Supplied records>
↓

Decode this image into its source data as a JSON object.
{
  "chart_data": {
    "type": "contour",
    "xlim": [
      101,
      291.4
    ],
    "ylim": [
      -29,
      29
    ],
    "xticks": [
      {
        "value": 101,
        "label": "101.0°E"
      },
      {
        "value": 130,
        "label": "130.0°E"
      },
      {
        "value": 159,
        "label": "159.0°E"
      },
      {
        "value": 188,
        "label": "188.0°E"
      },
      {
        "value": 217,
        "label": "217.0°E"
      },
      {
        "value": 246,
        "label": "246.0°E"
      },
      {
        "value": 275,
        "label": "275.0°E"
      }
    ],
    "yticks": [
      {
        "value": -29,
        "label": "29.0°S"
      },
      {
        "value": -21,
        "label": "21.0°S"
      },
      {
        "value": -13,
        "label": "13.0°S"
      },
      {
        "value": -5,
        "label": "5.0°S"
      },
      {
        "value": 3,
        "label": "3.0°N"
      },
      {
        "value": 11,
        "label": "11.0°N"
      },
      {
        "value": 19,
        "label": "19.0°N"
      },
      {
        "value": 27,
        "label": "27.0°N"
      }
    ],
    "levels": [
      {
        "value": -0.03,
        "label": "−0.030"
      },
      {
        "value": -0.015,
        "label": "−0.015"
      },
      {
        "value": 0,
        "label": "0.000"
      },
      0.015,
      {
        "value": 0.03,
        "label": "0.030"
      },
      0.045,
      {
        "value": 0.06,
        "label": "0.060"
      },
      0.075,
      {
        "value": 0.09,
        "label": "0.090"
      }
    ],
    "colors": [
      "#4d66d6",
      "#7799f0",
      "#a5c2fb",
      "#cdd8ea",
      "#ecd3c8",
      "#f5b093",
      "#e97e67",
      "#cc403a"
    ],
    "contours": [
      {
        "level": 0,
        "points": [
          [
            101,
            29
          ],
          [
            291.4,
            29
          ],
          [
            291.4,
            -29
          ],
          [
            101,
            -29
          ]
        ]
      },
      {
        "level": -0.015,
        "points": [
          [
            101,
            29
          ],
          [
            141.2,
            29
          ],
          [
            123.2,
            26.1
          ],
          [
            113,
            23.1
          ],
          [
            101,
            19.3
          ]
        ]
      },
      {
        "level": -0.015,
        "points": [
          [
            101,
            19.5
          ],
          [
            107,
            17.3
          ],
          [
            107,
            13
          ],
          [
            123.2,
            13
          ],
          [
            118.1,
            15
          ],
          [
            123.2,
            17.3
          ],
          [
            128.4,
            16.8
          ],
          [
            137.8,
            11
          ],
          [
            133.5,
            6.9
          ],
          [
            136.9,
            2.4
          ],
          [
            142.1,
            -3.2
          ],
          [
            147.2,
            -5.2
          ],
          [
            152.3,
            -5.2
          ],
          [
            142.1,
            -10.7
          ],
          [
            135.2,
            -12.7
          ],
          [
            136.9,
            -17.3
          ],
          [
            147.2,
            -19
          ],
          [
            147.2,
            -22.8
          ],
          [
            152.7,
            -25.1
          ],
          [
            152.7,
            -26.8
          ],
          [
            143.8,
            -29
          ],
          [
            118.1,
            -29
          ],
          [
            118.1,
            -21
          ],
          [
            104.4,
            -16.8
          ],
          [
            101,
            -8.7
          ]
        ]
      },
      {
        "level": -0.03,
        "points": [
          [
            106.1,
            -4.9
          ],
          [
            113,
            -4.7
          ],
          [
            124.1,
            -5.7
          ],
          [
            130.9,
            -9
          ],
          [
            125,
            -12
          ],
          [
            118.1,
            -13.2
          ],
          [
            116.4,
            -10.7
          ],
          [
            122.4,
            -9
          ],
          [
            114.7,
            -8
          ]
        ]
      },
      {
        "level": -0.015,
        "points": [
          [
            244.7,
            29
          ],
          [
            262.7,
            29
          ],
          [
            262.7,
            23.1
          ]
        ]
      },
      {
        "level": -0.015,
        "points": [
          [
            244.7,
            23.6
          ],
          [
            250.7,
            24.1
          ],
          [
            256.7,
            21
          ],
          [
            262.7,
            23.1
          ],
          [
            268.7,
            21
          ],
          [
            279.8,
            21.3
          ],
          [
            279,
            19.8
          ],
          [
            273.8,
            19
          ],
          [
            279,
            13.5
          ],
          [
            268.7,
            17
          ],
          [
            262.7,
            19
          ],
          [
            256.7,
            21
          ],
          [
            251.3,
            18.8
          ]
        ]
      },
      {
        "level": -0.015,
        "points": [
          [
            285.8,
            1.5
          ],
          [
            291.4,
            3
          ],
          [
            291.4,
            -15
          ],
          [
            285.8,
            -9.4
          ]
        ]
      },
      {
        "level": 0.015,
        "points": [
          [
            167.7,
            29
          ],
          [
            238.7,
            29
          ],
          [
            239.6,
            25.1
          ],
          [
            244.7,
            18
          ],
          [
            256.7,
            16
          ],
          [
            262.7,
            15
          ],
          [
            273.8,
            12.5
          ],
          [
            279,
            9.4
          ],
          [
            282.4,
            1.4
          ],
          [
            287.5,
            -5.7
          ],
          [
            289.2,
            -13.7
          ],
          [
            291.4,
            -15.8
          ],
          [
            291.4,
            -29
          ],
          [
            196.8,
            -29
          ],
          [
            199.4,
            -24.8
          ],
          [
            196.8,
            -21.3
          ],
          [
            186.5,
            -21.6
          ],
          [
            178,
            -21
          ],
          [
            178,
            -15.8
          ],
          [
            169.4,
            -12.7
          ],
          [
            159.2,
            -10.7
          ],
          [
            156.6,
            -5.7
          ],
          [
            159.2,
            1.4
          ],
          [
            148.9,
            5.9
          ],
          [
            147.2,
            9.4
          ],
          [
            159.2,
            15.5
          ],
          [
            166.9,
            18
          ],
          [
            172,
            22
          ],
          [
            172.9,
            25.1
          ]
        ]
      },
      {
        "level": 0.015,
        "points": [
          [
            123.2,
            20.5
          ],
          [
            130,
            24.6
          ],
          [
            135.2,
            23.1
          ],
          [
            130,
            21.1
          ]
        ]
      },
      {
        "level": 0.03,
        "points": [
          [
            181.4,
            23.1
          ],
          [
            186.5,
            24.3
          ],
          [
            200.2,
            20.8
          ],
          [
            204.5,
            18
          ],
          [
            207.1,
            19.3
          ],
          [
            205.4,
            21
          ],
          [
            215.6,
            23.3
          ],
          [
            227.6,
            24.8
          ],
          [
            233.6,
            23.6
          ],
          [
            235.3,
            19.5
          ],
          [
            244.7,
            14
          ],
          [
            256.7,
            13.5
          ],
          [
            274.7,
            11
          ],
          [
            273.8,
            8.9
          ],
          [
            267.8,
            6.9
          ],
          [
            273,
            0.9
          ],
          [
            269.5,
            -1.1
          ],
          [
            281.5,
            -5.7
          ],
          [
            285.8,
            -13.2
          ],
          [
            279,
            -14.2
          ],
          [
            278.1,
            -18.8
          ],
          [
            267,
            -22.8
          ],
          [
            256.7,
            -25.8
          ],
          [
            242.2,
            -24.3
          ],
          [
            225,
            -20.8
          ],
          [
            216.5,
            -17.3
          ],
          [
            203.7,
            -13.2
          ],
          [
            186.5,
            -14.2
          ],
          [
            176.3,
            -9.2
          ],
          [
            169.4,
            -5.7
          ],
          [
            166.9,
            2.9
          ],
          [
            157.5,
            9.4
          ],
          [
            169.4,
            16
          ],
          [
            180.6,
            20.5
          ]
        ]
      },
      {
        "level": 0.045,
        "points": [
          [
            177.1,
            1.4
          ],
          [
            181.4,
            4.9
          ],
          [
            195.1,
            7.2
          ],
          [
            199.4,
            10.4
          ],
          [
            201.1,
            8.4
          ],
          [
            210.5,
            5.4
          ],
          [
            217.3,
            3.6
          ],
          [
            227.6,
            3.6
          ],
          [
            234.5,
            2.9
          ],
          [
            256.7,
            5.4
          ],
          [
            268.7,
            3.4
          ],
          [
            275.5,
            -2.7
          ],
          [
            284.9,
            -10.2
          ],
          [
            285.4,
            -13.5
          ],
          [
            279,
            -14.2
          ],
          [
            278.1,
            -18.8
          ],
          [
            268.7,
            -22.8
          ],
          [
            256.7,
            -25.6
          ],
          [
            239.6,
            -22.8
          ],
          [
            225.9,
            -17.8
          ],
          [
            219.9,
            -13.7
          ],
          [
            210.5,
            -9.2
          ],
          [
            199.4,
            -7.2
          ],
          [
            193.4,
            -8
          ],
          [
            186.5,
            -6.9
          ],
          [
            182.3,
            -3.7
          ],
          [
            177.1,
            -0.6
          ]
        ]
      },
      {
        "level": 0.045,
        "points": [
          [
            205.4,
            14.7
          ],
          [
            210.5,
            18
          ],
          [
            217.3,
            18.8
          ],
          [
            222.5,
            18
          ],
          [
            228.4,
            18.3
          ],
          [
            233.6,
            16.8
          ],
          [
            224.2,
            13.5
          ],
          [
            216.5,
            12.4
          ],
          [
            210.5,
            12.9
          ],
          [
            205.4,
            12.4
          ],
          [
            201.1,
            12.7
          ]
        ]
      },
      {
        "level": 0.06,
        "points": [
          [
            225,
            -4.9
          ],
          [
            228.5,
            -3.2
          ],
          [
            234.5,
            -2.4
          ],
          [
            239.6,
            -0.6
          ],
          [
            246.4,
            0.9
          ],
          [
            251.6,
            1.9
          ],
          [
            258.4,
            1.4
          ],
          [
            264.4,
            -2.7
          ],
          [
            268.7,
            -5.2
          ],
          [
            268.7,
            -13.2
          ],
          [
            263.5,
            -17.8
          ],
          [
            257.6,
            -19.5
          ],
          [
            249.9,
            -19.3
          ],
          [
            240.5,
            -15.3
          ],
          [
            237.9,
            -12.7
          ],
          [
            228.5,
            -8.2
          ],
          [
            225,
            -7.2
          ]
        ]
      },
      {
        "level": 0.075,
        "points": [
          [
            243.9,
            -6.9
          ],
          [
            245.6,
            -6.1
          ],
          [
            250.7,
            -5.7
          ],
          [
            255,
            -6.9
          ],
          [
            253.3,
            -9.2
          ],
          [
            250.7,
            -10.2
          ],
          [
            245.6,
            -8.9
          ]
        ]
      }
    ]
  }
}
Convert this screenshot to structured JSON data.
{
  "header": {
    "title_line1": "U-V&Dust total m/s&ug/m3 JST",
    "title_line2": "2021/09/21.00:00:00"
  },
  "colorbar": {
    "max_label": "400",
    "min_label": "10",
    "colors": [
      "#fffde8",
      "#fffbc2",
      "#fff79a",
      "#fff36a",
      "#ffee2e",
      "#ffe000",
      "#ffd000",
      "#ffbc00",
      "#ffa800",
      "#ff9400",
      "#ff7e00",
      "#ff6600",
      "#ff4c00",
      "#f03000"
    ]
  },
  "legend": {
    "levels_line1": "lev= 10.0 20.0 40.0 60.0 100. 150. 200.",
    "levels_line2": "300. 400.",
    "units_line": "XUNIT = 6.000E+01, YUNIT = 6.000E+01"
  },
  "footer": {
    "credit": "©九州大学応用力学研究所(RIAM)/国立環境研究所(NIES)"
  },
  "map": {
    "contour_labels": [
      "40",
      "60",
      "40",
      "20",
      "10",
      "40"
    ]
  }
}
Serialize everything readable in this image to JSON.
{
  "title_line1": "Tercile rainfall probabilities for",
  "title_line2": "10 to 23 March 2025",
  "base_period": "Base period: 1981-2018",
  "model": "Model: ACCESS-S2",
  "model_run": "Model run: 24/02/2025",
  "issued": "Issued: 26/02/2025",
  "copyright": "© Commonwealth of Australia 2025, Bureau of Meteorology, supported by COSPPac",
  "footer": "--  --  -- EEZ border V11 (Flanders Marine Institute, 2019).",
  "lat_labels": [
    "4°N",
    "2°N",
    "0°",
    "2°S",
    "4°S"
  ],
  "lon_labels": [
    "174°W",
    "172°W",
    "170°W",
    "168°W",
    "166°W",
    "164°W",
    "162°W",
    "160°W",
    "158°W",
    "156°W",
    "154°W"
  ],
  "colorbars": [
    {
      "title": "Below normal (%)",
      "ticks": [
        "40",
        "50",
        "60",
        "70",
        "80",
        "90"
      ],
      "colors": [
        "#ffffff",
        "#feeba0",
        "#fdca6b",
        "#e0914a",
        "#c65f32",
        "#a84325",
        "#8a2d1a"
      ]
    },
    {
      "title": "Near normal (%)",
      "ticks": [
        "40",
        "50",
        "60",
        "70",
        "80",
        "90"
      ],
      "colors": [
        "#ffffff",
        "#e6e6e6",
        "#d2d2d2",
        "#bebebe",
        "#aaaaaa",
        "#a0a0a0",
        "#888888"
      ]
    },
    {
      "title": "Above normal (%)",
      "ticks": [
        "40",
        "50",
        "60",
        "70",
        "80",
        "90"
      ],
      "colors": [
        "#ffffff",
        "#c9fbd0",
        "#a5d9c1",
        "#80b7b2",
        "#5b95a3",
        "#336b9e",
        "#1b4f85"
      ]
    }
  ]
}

↑

Task instructions> Copy all lines from the entries that contain the word "footer".

Answer to the problem>
  "footer": {
  "footer": "--  --  -- EEZ border V11 (Flanders Marine Institute, 2019).",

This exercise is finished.